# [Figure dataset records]
***

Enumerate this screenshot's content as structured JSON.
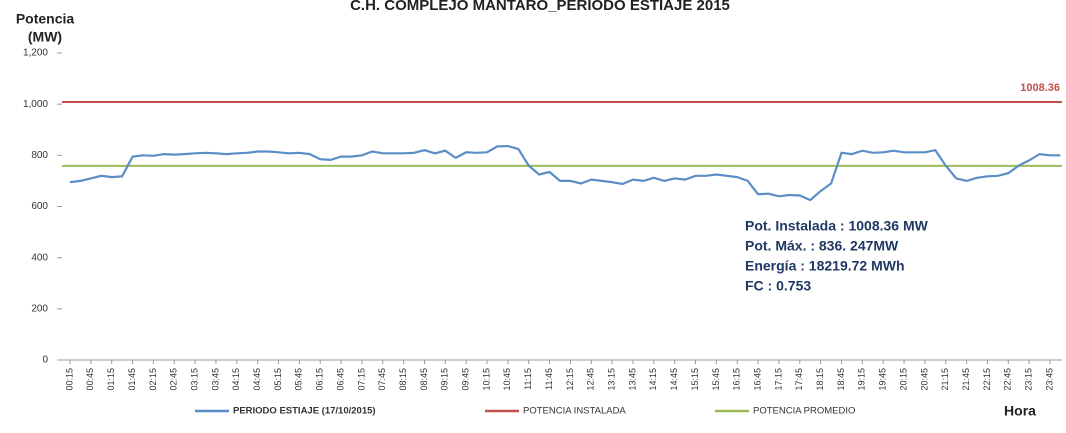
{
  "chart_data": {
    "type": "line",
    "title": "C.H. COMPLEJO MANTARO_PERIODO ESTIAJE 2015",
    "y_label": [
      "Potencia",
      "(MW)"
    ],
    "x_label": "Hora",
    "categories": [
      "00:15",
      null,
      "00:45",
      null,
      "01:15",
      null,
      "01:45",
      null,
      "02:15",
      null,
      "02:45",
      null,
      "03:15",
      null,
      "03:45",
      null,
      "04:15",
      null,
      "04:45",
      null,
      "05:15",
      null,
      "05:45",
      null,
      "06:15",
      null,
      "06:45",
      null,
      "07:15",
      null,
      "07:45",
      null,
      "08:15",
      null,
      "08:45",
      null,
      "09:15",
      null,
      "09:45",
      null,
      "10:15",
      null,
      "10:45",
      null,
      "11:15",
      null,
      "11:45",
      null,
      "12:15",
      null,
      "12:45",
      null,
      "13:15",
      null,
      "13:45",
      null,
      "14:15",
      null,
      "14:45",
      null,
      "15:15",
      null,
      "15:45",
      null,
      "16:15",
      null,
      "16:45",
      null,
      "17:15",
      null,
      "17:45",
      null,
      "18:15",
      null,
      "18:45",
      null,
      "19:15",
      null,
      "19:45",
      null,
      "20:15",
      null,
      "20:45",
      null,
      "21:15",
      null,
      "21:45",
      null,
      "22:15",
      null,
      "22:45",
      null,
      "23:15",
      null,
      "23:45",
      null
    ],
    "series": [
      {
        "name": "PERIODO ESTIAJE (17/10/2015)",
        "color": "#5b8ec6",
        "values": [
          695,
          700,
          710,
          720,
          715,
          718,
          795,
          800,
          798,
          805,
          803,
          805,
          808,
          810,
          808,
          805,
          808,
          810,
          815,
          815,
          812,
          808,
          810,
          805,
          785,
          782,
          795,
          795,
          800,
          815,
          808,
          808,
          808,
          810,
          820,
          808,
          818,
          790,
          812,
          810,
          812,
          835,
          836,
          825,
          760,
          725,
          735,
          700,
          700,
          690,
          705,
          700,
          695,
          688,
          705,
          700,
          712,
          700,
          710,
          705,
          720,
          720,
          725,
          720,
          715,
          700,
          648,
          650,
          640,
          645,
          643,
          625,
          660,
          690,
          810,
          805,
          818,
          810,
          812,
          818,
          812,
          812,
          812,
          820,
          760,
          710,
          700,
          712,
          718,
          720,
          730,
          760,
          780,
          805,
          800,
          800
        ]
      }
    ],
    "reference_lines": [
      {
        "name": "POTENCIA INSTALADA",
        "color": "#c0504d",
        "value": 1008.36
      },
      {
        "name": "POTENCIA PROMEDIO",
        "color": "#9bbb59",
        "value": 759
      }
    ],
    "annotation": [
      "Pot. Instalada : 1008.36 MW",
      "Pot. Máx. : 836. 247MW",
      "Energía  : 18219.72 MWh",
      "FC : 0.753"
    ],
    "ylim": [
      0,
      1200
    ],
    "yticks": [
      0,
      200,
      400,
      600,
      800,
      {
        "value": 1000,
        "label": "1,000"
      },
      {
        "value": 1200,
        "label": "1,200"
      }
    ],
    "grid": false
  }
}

***

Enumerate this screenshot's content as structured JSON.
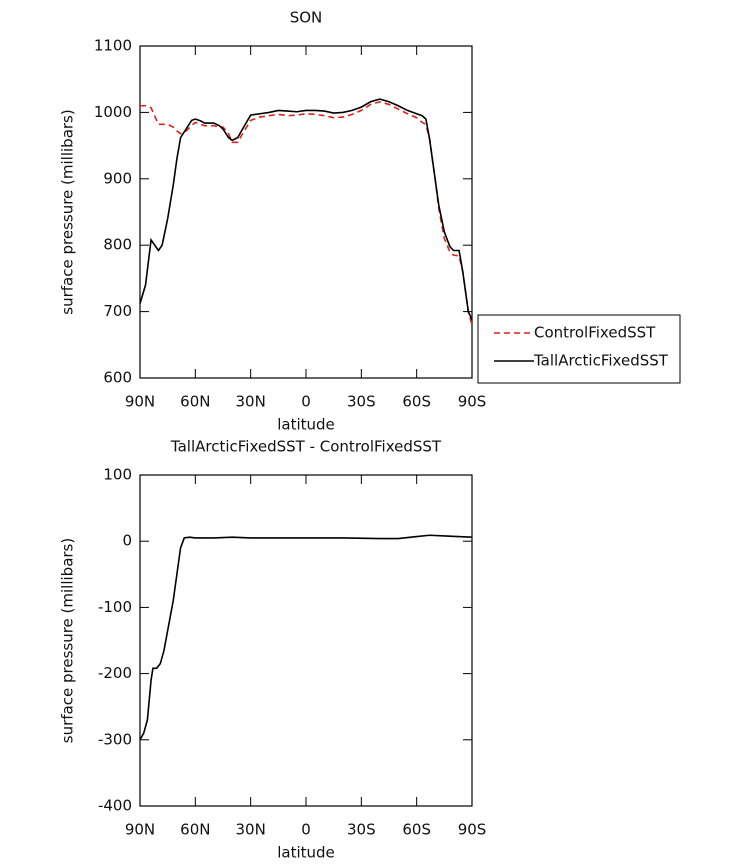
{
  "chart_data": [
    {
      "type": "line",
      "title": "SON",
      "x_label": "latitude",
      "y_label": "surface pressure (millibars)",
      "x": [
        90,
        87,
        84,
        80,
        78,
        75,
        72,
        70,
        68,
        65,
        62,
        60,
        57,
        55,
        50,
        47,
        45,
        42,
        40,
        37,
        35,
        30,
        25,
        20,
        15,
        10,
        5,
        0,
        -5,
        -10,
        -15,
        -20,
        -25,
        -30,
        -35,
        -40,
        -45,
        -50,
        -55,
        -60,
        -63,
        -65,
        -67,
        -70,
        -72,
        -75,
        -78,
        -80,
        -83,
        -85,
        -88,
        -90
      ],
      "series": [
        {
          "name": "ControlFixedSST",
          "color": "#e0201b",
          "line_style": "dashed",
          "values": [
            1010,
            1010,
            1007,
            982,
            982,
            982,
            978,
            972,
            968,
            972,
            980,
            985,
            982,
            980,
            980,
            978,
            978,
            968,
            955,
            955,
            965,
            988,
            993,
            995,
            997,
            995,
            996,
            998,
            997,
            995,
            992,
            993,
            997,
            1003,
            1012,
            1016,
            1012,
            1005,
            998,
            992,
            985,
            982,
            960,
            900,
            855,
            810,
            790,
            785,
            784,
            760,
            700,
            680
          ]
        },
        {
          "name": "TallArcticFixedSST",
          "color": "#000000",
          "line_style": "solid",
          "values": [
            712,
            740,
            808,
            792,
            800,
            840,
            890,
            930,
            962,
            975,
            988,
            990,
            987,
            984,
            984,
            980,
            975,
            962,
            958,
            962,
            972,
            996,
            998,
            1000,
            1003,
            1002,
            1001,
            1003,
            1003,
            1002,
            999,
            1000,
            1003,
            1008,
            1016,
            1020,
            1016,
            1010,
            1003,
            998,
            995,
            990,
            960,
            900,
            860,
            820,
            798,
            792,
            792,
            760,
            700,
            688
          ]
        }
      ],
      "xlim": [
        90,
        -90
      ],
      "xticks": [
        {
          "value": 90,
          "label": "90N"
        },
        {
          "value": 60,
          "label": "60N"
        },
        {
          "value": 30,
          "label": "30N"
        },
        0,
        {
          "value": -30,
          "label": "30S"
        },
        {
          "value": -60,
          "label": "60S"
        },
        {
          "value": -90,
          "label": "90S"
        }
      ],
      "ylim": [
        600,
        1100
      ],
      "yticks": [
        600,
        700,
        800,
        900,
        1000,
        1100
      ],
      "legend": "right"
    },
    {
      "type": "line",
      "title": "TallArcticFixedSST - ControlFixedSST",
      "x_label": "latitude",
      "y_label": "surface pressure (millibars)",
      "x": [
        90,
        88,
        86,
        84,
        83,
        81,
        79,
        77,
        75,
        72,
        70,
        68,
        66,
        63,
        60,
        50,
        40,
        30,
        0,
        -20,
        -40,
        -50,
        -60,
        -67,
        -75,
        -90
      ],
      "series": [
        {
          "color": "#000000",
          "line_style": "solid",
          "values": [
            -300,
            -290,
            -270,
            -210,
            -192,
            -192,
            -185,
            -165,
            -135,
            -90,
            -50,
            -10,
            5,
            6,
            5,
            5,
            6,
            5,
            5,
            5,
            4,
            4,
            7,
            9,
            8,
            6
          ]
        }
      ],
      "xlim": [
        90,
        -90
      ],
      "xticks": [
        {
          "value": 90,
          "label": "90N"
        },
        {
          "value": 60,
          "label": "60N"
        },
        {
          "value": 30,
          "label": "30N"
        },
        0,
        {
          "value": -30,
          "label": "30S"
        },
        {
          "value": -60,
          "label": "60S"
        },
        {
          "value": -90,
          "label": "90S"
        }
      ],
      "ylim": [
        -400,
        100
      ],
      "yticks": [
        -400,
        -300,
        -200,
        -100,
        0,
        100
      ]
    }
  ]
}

***

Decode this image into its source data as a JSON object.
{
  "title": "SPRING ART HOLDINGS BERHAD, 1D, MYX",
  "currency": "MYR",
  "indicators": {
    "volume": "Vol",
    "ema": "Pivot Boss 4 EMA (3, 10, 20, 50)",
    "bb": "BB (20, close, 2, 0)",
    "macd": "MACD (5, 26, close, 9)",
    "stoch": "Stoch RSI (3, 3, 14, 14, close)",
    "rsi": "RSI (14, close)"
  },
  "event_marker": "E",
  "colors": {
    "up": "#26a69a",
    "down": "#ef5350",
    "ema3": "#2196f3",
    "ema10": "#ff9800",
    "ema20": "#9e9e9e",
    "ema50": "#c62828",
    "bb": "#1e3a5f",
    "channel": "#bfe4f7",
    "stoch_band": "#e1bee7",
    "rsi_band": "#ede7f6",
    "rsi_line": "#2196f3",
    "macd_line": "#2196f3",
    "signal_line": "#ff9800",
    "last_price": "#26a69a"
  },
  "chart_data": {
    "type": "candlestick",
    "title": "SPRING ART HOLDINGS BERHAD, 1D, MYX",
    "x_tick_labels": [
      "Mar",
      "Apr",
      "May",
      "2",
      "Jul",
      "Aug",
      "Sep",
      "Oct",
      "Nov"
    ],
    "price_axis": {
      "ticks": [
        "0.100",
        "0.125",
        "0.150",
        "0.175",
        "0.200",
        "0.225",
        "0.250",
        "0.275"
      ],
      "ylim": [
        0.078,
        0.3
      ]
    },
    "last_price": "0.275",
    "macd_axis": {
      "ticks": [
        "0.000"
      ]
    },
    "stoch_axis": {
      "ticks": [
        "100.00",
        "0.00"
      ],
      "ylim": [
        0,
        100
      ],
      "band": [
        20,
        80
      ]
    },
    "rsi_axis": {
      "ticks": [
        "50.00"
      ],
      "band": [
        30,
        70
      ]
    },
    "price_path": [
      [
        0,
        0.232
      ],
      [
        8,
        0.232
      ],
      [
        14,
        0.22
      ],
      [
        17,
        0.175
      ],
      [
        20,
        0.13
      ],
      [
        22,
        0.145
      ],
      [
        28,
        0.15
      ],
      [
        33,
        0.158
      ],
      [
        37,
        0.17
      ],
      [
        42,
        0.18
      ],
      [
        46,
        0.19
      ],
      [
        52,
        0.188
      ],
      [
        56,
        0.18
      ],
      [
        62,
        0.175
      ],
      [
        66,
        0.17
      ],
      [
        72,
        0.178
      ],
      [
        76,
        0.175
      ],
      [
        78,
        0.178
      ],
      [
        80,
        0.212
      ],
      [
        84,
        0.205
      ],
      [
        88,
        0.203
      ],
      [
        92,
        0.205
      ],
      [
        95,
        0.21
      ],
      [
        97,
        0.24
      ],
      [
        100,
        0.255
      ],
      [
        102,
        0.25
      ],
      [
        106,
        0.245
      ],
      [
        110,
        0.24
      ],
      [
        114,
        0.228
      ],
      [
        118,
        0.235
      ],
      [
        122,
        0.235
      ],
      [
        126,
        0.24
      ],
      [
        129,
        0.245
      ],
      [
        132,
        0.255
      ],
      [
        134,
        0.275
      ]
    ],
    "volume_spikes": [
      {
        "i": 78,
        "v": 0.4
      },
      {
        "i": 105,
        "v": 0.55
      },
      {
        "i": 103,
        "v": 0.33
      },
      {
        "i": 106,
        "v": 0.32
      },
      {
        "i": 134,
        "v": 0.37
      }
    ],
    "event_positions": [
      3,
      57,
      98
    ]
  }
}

***

# [What is required]
Copy all lines of the listing above that contain the string "close".

# [Task response]
    "bb": "BB (20, close, 2, 0)",
    "macd": "MACD (5, 26, close, 9)",
    "stoch": "Stoch RSI (3, 3, 14, 14, close)",
    "rsi": "RSI (14, close)"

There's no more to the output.